* _Problem requirements_: Reproduce every line of the material below, but drop the pictures.

* _Records for the exercise_:
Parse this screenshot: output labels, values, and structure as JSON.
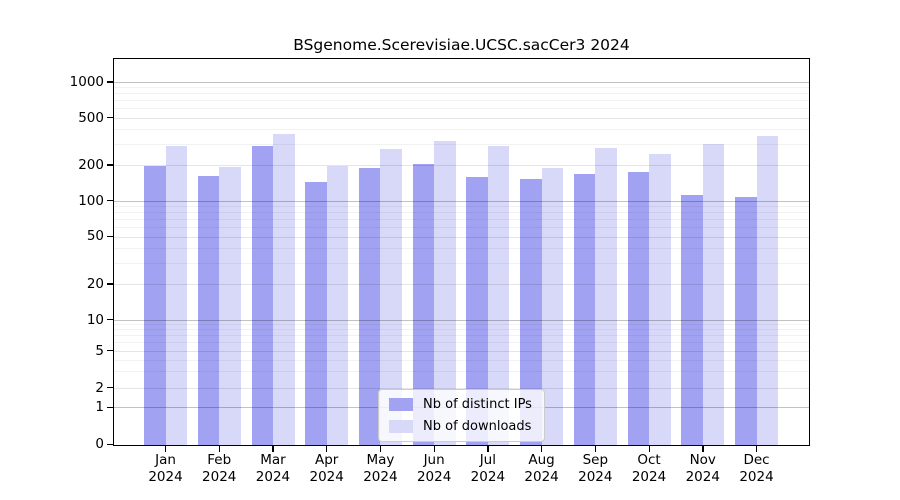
{
  "title": "BSgenome.Scerevisiae.UCSC.sacCer3 2024",
  "chart_data": {
    "type": "bar",
    "title": "BSgenome.Scerevisiae.UCSC.sacCer3 2024",
    "categories": [
      "Jan 2024",
      "Feb 2024",
      "Mar 2024",
      "Apr 2024",
      "May 2024",
      "Jun 2024",
      "Jul 2024",
      "Aug 2024",
      "Sep 2024",
      "Oct 2024",
      "Nov 2024",
      "Dec 2024"
    ],
    "series": [
      {
        "name": "Nb of distinct IPs",
        "color": "#a2a2f2",
        "values": [
          200,
          165,
          293,
          148,
          194,
          206,
          163,
          154,
          172,
          179,
          114,
          109
        ]
      },
      {
        "name": "Nb of downloads",
        "color": "#d8d8f8",
        "values": [
          297,
          197,
          370,
          200,
          279,
          324,
          296,
          191,
          281,
          254,
          306,
          359
        ]
      }
    ],
    "xlabel": "",
    "ylabel": "",
    "y_scale": "log (compressed below 10, zero baseline at bottom)",
    "y_ticks": [
      1000,
      500,
      200,
      100,
      50,
      20,
      10,
      5,
      2,
      1,
      0
    ],
    "ylim": [
      0,
      1500
    ],
    "grid": true,
    "legend_position": "bottom-center-inside"
  },
  "colors": {
    "ips_bar": "#a2a2f2",
    "downloads_bar": "#d8d8f8",
    "grid_major": "rgba(0,0,0,0.24)",
    "grid_sub": "rgba(0,0,0,0.10)",
    "grid_minor": "rgba(0,0,0,0.05)",
    "spine": "#000000",
    "text": "#000000",
    "legend_bg": "rgba(255,255,255,0.8)",
    "legend_border": "#cccccc"
  }
}
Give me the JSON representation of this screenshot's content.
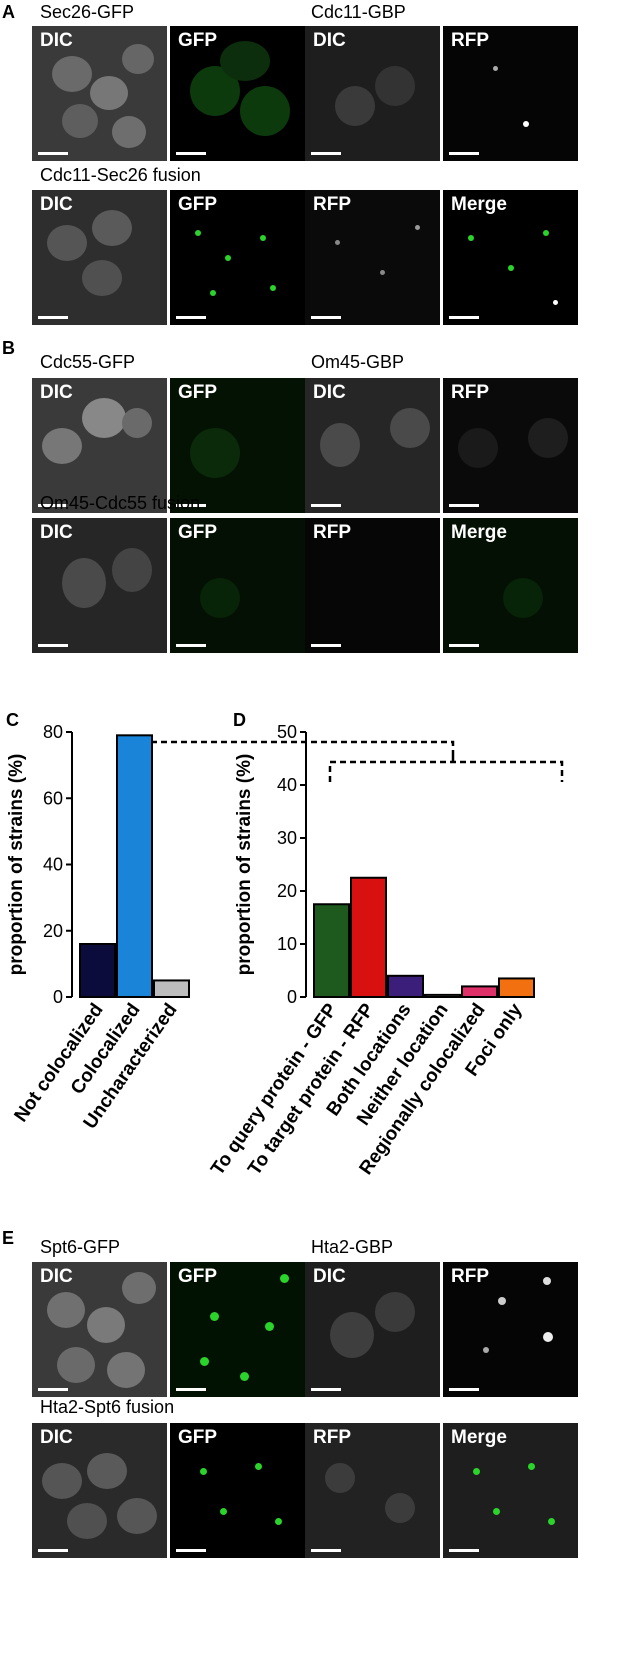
{
  "panels": {
    "A": {
      "letter": "A",
      "row1": {
        "strain_left": "Sec26-GFP",
        "strain_right": "Cdc11-GBP",
        "labels": [
          "DIC",
          "GFP",
          "DIC",
          "RFP"
        ]
      },
      "row2": {
        "strain": "Cdc11-Sec26 fusion",
        "labels": [
          "DIC",
          "GFP",
          "RFP",
          "Merge"
        ]
      }
    },
    "B": {
      "letter": "B",
      "row1": {
        "strain_left": "Cdc55-GFP",
        "strain_right": "Om45-GBP",
        "labels": [
          "DIC",
          "GFP",
          "DIC",
          "RFP"
        ]
      },
      "row2": {
        "strain": "Om45-Cdc55 fusion",
        "labels": [
          "DIC",
          "GFP",
          "RFP",
          "Merge"
        ]
      }
    },
    "C": {
      "letter": "C"
    },
    "D": {
      "letter": "D"
    },
    "E": {
      "letter": "E",
      "row1": {
        "strain_left": "Spt6-GFP",
        "strain_right": "Hta2-GBP",
        "labels": [
          "DIC",
          "GFP",
          "DIC",
          "RFP"
        ]
      },
      "row2": {
        "strain": "Hta2-Spt6 fusion",
        "labels": [
          "DIC",
          "GFP",
          "RFP",
          "Merge"
        ]
      }
    }
  },
  "colors": {
    "navy": "#0c0c3c",
    "blue": "#1a84d8",
    "grey": "#bdbdbd",
    "dkgreen": "#1e5a1e",
    "red": "#d81010",
    "purple": "#3a1e7a",
    "pink": "#e0306a",
    "orange": "#f27010",
    "gfp": "#2bd42b"
  },
  "chart_data": [
    {
      "type": "bar",
      "panel": "C",
      "categories": [
        "Not colocalized",
        "Colocalized",
        "Uncharacterized"
      ],
      "values": [
        16,
        79,
        5
      ],
      "colors": [
        "#0c0c3c",
        "#1a84d8",
        "#bdbdbd"
      ],
      "ylabel": "proportion of strains (%)",
      "ylim": [
        0,
        80
      ],
      "yticks": [
        0,
        20,
        40,
        60,
        80
      ],
      "grid": false
    },
    {
      "type": "bar",
      "panel": "D",
      "categories": [
        "To query protein - GFP",
        "To target protein - RFP",
        "Both locations",
        "Neither location",
        "Regionally colocalized",
        "Foci only"
      ],
      "values": [
        17.5,
        22.5,
        4,
        0.4,
        2,
        3.5
      ],
      "colors": [
        "#1e5a1e",
        "#d81010",
        "#3a1e7a",
        "#bdbdbd",
        "#e0306a",
        "#f27010"
      ],
      "ylabel": "proportion of strains (%)",
      "ylim": [
        0,
        50
      ],
      "yticks": [
        0,
        10,
        20,
        30,
        40,
        50
      ],
      "grid": false
    }
  ]
}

* _Written solution_:
Parse this screenshot: output labels, values, and structure as JSON.
{
  "title": "BSgenome.Scerevisiae.UCSC.sacCer3 2024",
  "chart_data": {
    "type": "bar",
    "title": "BSgenome.Scerevisiae.UCSC.sacCer3 2024",
    "categories": [
      "Jan 2024",
      "Feb 2024",
      "Mar 2024",
      "Apr 2024",
      "May 2024",
      "Jun 2024",
      "Jul 2024",
      "Aug 2024",
      "Sep 2024",
      "Oct 2024",
      "Nov 2024",
      "Dec 2024"
    ],
    "series": [
      {
        "name": "Nb of distinct IPs",
        "color": "#a2a2f2",
        "values": [
          200,
          165,
          293,
          148,
          194,
          206,
          163,
          154,
          172,
          179,
          114,
          109
        ]
      },
      {
        "name": "Nb of downloads",
        "color": "#d8d8f8",
        "values": [
          297,
          197,
          370,
          200,
          279,
          324,
          296,
          191,
          281,
          254,
          306,
          359
        ]
      }
    ],
    "xlabel": "",
    "ylabel": "",
    "y_scale": "log (compressed below 10, zero baseline at bottom)",
    "y_ticks": [
      1000,
      500,
      200,
      100,
      50,
      20,
      10,
      5,
      2,
      1,
      0
    ],
    "ylim": [
      0,
      1500
    ],
    "grid": true,
    "legend_position": "bottom-center-inside"
  },
  "colors": {
    "ips_bar": "#a2a2f2",
    "downloads_bar": "#d8d8f8",
    "grid_major": "rgba(0,0,0,0.24)",
    "grid_sub": "rgba(0,0,0,0.10)",
    "grid_minor": "rgba(0,0,0,0.05)",
    "spine": "#000000",
    "text": "#000000",
    "legend_bg": "rgba(255,255,255,0.8)",
    "legend_border": "#cccccc"
  }
}
Give me the JSON representation of this screenshot's content.
{
  "panels": {
    "A": {
      "letter": "A",
      "row1": {
        "strain_left": "Sec26-GFP",
        "strain_right": "Cdc11-GBP",
        "labels": [
          "DIC",
          "GFP",
          "DIC",
          "RFP"
        ]
      },
      "row2": {
        "strain": "Cdc11-Sec26 fusion",
        "labels": [
          "DIC",
          "GFP",
          "RFP",
          "Merge"
        ]
      }
    },
    "B": {
      "letter": "B",
      "row1": {
        "strain_left": "Cdc55-GFP",
        "strain_right": "Om45-GBP",
        "labels": [
          "DIC",
          "GFP",
          "DIC",
          "RFP"
        ]
      },
      "row2": {
        "strain": "Om45-Cdc55 fusion",
        "labels": [
          "DIC",
          "GFP",
          "RFP",
          "Merge"
        ]
      }
    },
    "C": {
      "letter": "C"
    },
    "D": {
      "letter": "D"
    },
    "E": {
      "letter": "E",
      "row1": {
        "strain_left": "Spt6-GFP",
        "strain_right": "Hta2-GBP",
        "labels": [
          "DIC",
          "GFP",
          "DIC",
          "RFP"
        ]
      },
      "row2": {
        "strain": "Hta2-Spt6 fusion",
        "labels": [
          "DIC",
          "GFP",
          "RFP",
          "Merge"
        ]
      }
    }
  },
  "colors": {
    "navy": "#0c0c3c",
    "blue": "#1a84d8",
    "grey": "#bdbdbd",
    "dkgreen": "#1e5a1e",
    "red": "#d81010",
    "purple": "#3a1e7a",
    "pink": "#e0306a",
    "orange": "#f27010",
    "gfp": "#2bd42b"
  },
  "chart_data": [
    {
      "type": "bar",
      "panel": "C",
      "categories": [
        "Not colocalized",
        "Colocalized",
        "Uncharacterized"
      ],
      "values": [
        16,
        79,
        5
      ],
      "colors": [
        "#0c0c3c",
        "#1a84d8",
        "#bdbdbd"
      ],
      "ylabel": "proportion of strains (%)",
      "ylim": [
        0,
        80
      ],
      "yticks": [
        0,
        20,
        40,
        60,
        80
      ],
      "grid": false
    },
    {
      "type": "bar",
      "panel": "D",
      "categories": [
        "To query protein - GFP",
        "To target protein - RFP",
        "Both locations",
        "Neither location",
        "Regionally colocalized",
        "Foci only"
      ],
      "values": [
        17.5,
        22.5,
        4,
        0.4,
        2,
        3.5
      ],
      "colors": [
        "#1e5a1e",
        "#d81010",
        "#3a1e7a",
        "#bdbdbd",
        "#e0306a",
        "#f27010"
      ],
      "ylabel": "proportion of strains (%)",
      "ylim": [
        0,
        50
      ],
      "yticks": [
        0,
        10,
        20,
        30,
        40,
        50
      ],
      "grid": false
    }
  ]
}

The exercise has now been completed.